# ¿Piensa Ud. que hay demasiados extranjeros en España ?



## SteveHall (Oct 17, 2008)

A recent survey in Torrevieja asked: 
¿Piensa Ud. que hay demasiados extranjeros en España ? 

1) Sí - 0% 

2) No - 10% 

3) Sorry mate, I don't speak Spanish 45% 

4) Sorry, luv, no speako the lingo 45% 

The Galloping Survey was taken from a random sample of tattooed, beer-bellied, foul-mouthed women in Torrevieja.


----------



## Raffer (May 30, 2008)

SteveHall said:


> A recent survey in Torrevieja asked:
> ¿Piensa Ud. que hay demasiados extranjeros en España ?
> 
> 1) Sí - 0%
> ...


is this a joke...if not then its a disgrace that 9/10 didnt unerstand the question being asked, i think there are alot of foreigners in spain but they are mostly round the costal areas where they can survive on english alone i have been to parts of spain where if i didnt speak spanish well just couldnt get by

oh mate you speak catalan dont ya....im learning at the moment just wondered do you know any good learning materials at websites or books


----------



## SteveHall (Oct 17, 2008)

Actually I was a bit late posting - it should have been on 28th December. 

In the meantime This should be of interest to anybody learning Catalán Ecademy Club - Ecademy Catalunya - Forum

I am sure that Simon who teaches Catalán will be pleased to assist if you say you are a contact of mine. Top Guy .....for a Barça fan!! Jeje


----------



## ibz1492 (Mar 10, 2009)

SteveHall said:


> A recent survey in Torrevieja asked:
> ¿Piensa Ud. que hay demasiados extranjeros en España ?
> 
> 1) Sí - 0%
> ...

----------------

Given request
Reproduce the thread on foreigners in Spain word for word, from "2) No - 10%" up to and including "(May 30, 2008)".

----------------

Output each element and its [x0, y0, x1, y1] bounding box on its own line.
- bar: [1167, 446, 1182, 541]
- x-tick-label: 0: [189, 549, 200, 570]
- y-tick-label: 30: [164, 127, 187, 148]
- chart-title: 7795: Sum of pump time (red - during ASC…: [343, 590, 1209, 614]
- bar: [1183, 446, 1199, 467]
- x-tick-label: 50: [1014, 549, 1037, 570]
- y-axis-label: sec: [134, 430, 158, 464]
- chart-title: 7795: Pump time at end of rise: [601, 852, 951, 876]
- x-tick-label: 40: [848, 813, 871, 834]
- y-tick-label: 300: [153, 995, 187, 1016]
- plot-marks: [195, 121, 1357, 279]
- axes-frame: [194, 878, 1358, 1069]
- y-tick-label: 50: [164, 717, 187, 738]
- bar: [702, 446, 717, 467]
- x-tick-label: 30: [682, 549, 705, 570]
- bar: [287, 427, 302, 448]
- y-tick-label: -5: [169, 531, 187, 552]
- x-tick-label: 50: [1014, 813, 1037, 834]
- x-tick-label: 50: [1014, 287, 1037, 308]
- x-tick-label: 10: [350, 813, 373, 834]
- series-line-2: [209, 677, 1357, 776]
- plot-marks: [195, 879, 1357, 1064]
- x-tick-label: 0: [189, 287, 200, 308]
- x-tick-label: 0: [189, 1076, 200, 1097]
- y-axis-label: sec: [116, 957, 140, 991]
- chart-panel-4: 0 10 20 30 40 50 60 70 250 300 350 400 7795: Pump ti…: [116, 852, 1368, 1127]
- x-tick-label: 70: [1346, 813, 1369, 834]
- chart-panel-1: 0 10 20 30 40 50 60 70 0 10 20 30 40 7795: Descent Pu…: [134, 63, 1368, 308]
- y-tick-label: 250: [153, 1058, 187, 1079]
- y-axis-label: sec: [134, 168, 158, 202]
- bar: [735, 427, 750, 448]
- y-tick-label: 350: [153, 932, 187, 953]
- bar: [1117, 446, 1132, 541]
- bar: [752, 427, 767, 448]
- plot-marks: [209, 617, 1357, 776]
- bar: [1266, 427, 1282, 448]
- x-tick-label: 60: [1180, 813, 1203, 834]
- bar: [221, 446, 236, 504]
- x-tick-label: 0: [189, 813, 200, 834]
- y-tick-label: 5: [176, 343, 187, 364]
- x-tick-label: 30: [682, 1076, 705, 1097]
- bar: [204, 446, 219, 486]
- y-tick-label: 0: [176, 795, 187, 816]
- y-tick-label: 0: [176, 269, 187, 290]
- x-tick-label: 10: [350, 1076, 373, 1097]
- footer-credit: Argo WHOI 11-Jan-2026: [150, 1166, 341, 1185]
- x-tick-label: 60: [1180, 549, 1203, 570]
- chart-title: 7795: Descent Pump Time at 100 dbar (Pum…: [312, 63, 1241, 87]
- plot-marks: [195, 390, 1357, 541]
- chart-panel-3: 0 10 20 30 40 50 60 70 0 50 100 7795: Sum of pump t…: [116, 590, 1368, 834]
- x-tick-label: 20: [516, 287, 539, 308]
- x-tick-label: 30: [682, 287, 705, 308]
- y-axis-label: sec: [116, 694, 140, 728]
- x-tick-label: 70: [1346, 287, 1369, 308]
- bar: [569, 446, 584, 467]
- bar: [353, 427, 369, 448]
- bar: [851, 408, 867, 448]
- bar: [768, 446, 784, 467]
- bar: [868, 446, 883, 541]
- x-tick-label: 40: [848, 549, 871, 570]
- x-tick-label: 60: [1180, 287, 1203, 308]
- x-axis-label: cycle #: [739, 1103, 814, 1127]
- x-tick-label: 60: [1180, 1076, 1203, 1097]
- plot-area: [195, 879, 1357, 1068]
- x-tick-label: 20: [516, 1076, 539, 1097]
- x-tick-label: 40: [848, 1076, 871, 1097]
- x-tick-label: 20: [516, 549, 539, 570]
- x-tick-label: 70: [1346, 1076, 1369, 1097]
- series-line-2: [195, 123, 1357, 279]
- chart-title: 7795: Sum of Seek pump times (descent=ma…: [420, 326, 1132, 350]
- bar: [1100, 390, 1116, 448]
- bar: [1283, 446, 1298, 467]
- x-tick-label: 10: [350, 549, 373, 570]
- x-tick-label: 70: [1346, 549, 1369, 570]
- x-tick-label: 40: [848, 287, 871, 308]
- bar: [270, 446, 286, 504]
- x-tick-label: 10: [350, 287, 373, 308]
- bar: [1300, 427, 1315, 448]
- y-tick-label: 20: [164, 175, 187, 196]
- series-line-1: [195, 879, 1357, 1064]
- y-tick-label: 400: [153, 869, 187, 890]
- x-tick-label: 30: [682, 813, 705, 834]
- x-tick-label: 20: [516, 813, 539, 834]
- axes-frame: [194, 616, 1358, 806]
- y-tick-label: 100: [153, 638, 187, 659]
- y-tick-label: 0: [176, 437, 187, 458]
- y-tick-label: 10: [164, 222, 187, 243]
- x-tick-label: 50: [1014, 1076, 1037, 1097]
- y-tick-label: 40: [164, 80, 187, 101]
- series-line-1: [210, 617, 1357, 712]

----------------

Result for this exercise
2) No - 10% 

3) Sorry mate, I don't speak Spanish 45% 

4) Sorry, luv, no speako the lingo 45% 

The Galloping Survey was taken from a random sample of tattooed, beer-bellied, foul-mouthed women in Torrevieja.


----------



## Raffer (May 30, 2008)